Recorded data
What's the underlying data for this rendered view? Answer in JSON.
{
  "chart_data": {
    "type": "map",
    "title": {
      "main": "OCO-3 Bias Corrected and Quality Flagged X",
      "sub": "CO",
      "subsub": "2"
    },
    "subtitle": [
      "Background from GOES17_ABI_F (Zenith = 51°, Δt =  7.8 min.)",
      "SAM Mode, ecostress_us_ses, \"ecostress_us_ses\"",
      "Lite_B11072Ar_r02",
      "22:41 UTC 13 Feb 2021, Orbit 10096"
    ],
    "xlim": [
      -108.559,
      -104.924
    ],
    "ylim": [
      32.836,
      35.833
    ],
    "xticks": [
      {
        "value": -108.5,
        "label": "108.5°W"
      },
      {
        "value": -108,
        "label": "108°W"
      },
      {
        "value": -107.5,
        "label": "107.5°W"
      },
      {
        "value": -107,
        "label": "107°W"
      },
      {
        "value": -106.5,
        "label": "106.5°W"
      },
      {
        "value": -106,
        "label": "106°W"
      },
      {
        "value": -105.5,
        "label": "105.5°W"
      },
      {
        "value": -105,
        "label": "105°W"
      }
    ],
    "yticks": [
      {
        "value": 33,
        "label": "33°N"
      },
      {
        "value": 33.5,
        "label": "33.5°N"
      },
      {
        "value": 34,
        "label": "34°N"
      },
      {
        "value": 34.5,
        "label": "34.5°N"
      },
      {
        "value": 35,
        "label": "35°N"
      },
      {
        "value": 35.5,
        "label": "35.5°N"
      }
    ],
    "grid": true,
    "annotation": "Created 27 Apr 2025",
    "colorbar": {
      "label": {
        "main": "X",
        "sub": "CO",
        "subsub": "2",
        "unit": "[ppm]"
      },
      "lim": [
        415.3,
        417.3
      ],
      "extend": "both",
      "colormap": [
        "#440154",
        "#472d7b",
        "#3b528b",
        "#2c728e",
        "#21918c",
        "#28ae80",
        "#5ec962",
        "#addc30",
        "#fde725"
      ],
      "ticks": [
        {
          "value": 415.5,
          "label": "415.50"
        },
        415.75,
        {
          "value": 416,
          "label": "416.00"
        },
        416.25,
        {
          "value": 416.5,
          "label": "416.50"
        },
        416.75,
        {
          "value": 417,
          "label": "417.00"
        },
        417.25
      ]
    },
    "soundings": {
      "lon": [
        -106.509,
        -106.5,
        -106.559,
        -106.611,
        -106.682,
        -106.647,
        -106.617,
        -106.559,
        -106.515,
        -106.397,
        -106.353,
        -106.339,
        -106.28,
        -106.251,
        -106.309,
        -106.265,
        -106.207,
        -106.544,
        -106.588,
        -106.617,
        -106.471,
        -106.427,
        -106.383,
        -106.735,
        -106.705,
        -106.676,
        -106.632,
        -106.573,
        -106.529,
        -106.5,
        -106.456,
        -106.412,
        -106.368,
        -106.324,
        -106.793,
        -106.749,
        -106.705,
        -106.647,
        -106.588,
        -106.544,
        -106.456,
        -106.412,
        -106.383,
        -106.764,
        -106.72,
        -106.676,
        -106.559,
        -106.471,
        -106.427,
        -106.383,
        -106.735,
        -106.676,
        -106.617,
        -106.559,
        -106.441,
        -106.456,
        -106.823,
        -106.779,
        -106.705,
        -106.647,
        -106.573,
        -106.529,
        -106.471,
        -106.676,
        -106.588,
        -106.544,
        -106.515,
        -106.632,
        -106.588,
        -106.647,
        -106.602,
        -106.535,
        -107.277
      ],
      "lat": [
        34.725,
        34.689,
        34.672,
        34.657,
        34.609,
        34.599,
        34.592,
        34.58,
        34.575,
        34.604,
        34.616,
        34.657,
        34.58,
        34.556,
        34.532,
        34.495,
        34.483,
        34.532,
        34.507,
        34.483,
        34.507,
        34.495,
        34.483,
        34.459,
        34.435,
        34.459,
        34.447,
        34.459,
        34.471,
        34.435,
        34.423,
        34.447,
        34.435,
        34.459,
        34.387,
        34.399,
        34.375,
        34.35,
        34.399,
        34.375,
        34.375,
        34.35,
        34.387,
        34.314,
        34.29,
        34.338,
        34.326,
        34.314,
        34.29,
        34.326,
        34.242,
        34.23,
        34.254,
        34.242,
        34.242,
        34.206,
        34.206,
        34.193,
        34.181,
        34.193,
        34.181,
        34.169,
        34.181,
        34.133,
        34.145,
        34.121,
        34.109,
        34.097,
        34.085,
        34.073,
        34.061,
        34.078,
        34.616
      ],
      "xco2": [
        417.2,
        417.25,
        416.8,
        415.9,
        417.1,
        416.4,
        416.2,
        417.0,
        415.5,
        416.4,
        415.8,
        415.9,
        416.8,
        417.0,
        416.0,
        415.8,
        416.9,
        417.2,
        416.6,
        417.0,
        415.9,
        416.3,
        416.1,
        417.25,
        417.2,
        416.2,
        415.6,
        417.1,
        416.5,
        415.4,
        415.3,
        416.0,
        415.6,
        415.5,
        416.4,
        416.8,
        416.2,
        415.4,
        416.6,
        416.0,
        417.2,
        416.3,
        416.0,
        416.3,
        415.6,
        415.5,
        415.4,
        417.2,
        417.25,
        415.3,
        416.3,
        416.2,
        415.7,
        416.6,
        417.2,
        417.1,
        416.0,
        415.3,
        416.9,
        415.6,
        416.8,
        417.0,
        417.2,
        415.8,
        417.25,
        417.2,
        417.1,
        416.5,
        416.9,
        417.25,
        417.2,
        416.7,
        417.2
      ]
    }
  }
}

▶ [What you need to do]: Of the lines in the records, determine how many contain the word "main", and report that number alone.

▶ [Task answer]: 2